SELECTED TEXT:
-- -- --

Independent Practice Partners
The newest option for going into solo practice. I have partnered up with four solo practice colleagues, and created a hybrid solo practice/associate position model. (www.ipracticepartners.com) Our company will fully fund, build, and manage a brand new ophthalmology practice for those that are interested in going into solo practice, but do not wish to start from scratch or buy an existing practice. Through our direct funding and our proven models of success, IPP will certainly reduce much of the risks of going into solo practice. In addition, since we will be doing much of the legwork behind the scenes, you would also save on time. However, in exchange for fuller risk and time buckets, your compensation bucket will be a little bit lower for the first few years of practice. Having said that, when you ultimately take ownership of your practice, and we cut the cord, you should expect your income potential to be just as good, if not better, than the scratch startup/buying an existing practice route.
Most importantly, you will still have 100% clinical autonomy to build your practice in any way you envision it, and in any location you desire. IPP would just help guide you toward achieving that goal.
Having drank the Kool Aid, solo practice is clearly the best way to practice medicine no matter how you get there. IPP is just another option that can help guide those that seek career independence and satisfaction toward their desired destination.
2 thoughts on “Different Ways To Go Solo (Part 2)”
“You will have no boss, and no one will have any control over you. You only have to answer to yourself and your patients, and no one else.”
Unless you’re a purely cosmetic/cash pay physician, you work for the federal government (indirectly). Whenever Medicare reimbursements are cut and every insurance company follows suit, there isn’t a whole lot that can be done about that. This is one huge difference between doctors and other business owners.
This is a topic that deserves a whole separate post. Let me first preface everything by saying that I’m a libertarian and die hard capitalist. We have to be careful what we wish for. If the government price controls of healthcare are lifted and true price discovery occurs, I anticipate there will be few winners and many losers. Quality of care and customer service will become huge in determining your fee schedule. No one will pay $300 out of pocket for an office visit if the patient has to wait 2 hours to see a cranky, indifferent doctor for 5 minutes. Even for the best doctors, volume will certainly dry up, and I’m not sure how many practices are equipped with the infrastructure to adapt to these changes. In addition, we will be more at the mercy of “the customer is always right” philosophy. Currently, although I have a responsibility to patients, I absolutely do not have to bend over backwards for their business. Who’s ever heard of a McDonald’s permanently dismissing a customer for any reason, especially in this day with twitter and social media backlash? Look at that Chipotle manager who recently appropriately kicked out a customer trying to get food without paying for it.
Having said all that, the luxury of my practice is that I can go either way. Because my margins are way higher than everyone else, I can survive government mandated price cuts without really taking too much of a hit in my income (in terms of percentage). My practice is already “concierge” enough that I can most likely hike my prices significantly if Medicare disappears, and patients will still come to see me. This is the beauty of a low over head, lower volume solo practice. I’m super nimble. At this point though, I’d rather keep fixed pricing and have the freedom to cherry pick my patients with rather minimal consequence. (although social media has taken some of that liberty away).
The problem with government puts is that it rewards and keeps afloat inferior care, and does not incentivize those who are capable of superior care.

-- -- --

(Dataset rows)
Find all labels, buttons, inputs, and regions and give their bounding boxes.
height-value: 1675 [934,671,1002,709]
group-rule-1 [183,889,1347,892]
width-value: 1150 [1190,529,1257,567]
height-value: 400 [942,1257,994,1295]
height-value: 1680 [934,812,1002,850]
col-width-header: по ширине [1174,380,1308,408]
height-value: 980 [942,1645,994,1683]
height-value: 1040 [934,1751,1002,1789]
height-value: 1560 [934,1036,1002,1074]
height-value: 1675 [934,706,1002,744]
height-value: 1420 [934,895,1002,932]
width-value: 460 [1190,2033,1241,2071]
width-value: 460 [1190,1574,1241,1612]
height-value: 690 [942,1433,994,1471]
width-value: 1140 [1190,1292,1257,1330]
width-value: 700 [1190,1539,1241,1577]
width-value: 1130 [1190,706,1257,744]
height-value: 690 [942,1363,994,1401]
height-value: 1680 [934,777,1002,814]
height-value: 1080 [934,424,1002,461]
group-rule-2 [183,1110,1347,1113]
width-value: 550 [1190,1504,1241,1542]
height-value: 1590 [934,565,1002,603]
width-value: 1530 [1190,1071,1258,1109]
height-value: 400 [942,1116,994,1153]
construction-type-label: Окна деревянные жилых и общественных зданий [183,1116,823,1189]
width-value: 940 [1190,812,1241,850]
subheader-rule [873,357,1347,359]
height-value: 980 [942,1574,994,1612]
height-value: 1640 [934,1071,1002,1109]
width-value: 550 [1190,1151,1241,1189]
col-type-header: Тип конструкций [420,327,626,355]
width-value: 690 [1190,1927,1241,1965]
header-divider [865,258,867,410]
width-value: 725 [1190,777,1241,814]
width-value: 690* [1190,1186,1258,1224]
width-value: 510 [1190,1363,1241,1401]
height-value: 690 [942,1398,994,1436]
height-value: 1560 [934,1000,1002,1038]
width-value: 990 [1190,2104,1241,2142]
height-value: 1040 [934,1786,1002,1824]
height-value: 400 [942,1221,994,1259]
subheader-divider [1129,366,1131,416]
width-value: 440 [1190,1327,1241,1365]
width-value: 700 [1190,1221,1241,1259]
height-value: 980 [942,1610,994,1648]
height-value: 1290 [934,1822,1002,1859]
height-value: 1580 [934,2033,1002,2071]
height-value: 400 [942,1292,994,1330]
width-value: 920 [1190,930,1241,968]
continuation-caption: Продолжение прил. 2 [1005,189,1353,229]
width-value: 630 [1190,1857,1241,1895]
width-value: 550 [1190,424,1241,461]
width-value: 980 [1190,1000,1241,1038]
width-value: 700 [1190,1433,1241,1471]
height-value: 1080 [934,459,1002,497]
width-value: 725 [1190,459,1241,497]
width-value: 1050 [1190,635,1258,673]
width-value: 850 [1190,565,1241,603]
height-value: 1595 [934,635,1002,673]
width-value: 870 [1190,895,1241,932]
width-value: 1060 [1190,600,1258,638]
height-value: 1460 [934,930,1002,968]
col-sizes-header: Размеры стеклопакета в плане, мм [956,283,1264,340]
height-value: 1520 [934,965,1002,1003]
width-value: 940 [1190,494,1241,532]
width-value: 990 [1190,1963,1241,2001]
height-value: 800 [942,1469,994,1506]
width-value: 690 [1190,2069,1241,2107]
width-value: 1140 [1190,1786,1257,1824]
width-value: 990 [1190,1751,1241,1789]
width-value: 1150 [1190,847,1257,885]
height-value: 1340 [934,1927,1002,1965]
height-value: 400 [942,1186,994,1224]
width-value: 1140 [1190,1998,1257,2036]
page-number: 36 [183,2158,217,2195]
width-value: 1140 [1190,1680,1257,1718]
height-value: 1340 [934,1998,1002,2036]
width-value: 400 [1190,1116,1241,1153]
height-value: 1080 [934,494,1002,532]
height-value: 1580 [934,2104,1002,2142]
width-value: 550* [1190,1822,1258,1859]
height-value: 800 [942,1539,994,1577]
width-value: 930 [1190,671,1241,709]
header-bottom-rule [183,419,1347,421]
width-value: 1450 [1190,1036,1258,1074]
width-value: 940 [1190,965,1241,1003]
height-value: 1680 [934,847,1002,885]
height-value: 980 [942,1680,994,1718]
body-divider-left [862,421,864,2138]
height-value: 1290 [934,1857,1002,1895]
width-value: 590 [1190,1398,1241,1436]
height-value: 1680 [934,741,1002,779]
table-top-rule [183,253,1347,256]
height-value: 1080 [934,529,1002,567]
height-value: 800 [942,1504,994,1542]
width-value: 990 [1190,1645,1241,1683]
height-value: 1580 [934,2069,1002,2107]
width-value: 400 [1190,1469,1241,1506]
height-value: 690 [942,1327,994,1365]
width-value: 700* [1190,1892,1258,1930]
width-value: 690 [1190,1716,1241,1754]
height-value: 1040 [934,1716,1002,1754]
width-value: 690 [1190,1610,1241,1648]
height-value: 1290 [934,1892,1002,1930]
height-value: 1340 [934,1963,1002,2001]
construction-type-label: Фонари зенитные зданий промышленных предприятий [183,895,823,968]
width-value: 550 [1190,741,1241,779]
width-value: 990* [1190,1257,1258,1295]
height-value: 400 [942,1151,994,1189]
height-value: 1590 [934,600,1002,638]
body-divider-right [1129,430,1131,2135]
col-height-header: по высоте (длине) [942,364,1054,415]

-- -- --

DIRECTIONS: In the solo practice post, what will IPP fully fund, build, and manage? The rows aren't needed for this.

EXERCISE RESULT: A brand new ophthalmology practice.